======== ITEMS ========
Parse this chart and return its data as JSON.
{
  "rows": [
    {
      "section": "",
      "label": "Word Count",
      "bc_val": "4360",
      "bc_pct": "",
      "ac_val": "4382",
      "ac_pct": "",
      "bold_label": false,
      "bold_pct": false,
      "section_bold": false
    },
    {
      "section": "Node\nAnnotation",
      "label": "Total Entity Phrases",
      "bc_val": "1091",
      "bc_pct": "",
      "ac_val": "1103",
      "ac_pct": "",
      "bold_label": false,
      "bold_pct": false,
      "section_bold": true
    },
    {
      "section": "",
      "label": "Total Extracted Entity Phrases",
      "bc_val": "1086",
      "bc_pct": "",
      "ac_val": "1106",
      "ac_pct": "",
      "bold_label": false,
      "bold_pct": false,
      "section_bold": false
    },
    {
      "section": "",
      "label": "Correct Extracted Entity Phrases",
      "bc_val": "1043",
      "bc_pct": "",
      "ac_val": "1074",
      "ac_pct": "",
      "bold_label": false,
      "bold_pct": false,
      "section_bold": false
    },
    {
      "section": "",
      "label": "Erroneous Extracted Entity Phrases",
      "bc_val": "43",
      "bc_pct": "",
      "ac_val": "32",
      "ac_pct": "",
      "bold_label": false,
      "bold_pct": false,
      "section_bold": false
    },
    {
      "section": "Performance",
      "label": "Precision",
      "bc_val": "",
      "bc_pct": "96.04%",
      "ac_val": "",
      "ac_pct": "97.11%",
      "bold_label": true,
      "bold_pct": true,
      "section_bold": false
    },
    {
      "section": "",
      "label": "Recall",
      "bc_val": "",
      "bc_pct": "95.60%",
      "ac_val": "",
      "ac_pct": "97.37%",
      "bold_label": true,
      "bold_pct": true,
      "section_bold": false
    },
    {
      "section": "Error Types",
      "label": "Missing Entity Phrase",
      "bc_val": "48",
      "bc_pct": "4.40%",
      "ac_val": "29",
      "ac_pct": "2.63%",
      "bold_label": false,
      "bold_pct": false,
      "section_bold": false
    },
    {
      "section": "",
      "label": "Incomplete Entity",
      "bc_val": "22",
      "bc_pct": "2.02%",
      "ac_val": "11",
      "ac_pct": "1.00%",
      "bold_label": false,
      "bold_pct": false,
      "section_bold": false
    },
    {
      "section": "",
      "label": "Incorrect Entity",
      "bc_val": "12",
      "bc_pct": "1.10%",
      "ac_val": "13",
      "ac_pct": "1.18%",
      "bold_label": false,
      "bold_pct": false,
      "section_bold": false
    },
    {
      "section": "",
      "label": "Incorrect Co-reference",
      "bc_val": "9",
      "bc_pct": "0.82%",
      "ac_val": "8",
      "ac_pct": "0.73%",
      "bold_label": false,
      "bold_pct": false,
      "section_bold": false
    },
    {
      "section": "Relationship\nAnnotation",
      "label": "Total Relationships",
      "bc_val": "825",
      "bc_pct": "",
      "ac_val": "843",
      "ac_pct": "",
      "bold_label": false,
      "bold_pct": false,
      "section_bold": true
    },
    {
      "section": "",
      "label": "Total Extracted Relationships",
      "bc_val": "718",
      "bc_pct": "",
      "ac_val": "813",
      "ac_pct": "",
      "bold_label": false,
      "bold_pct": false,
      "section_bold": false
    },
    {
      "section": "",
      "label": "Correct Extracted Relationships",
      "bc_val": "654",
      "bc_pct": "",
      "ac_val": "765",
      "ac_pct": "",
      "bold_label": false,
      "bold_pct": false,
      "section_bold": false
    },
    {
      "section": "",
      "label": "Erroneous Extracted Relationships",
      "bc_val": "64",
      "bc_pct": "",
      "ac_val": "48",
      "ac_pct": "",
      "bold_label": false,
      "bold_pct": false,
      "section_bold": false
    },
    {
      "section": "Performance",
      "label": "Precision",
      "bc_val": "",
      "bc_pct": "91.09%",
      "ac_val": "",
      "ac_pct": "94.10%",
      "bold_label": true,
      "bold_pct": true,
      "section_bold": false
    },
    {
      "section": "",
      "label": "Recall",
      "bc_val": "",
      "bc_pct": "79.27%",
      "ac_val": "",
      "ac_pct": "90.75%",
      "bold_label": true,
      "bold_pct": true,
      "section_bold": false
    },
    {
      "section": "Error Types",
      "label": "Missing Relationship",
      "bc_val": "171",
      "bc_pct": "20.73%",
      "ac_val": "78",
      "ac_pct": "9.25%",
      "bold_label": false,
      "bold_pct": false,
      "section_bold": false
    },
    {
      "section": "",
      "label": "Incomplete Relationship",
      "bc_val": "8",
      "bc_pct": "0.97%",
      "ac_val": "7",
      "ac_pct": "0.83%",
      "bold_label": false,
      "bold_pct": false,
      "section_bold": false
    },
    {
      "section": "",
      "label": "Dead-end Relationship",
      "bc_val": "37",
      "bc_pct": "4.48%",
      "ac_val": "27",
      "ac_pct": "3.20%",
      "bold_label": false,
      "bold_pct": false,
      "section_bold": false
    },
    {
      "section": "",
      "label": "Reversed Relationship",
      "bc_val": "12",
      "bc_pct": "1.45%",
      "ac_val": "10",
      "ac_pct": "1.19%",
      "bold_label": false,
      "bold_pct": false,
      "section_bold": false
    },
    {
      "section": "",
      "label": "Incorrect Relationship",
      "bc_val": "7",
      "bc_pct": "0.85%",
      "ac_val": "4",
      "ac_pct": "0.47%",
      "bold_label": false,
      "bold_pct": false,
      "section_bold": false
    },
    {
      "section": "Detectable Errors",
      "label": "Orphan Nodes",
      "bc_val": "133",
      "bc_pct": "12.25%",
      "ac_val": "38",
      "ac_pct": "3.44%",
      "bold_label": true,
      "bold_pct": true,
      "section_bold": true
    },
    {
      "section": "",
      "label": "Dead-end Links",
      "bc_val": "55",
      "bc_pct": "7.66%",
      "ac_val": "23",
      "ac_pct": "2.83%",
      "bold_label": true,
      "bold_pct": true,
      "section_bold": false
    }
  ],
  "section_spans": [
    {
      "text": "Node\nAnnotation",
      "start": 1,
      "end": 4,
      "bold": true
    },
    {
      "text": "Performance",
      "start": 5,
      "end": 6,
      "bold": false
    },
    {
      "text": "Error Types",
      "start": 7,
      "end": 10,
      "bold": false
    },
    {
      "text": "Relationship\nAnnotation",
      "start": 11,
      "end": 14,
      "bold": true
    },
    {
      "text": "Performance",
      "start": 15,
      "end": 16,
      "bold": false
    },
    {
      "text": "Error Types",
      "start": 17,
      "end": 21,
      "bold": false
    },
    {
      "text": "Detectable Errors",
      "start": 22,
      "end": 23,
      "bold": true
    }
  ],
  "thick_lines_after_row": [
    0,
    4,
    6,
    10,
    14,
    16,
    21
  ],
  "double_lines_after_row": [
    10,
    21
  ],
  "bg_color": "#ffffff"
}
========
• [WRITTEN PROBLEM]: Using the material above, copy every line in which the string "Incorrect" occurs.

• [FINISHED EXERCISE]:
      "label": "Incorrect Entity",
      "label": "Incorrect Co-reference",
      "label": "Incorrect Relationship",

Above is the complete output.